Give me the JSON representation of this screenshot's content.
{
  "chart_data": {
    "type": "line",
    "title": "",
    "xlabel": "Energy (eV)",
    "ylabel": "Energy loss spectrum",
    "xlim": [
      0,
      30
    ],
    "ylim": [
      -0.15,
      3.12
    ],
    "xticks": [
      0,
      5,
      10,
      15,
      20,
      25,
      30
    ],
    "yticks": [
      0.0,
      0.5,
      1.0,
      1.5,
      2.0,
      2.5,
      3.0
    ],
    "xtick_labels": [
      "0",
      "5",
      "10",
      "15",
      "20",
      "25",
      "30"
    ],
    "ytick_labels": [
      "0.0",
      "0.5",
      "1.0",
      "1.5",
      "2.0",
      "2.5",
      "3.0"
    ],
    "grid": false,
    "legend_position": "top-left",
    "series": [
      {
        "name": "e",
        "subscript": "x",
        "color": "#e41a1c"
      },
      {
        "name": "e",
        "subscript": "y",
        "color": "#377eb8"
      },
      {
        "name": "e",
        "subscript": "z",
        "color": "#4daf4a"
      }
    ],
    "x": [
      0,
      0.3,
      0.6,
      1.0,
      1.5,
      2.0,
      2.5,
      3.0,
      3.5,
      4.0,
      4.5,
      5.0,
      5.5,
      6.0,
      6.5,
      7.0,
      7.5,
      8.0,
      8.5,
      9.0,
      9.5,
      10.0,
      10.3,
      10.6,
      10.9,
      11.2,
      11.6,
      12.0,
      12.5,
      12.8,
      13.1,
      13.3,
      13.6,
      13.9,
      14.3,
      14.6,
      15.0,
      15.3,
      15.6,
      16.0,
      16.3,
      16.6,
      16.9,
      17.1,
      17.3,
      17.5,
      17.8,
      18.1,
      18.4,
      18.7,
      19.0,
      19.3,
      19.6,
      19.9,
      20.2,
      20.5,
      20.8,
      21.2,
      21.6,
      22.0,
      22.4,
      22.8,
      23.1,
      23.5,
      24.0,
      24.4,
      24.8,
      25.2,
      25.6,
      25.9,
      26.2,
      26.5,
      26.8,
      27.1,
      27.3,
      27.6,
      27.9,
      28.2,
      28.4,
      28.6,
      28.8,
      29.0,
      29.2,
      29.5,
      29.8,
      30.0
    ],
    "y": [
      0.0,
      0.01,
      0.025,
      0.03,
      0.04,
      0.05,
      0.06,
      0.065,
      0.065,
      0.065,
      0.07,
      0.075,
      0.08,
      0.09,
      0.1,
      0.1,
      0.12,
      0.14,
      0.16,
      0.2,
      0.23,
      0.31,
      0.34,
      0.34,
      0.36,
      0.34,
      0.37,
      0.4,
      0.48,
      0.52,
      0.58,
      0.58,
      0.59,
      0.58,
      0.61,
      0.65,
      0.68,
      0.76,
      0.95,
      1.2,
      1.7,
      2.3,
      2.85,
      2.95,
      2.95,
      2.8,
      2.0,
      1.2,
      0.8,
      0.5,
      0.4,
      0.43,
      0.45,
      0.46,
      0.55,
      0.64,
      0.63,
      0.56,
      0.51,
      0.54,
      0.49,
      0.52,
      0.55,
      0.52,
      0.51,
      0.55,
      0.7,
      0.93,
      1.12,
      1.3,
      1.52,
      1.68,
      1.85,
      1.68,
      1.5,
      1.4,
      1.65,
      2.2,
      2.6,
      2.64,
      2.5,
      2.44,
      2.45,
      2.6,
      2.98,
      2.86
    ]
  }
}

== == ==

What the task requires>
Across the records, count the lines holding the string "color". Give the number and stop.

Answer to the problem>
3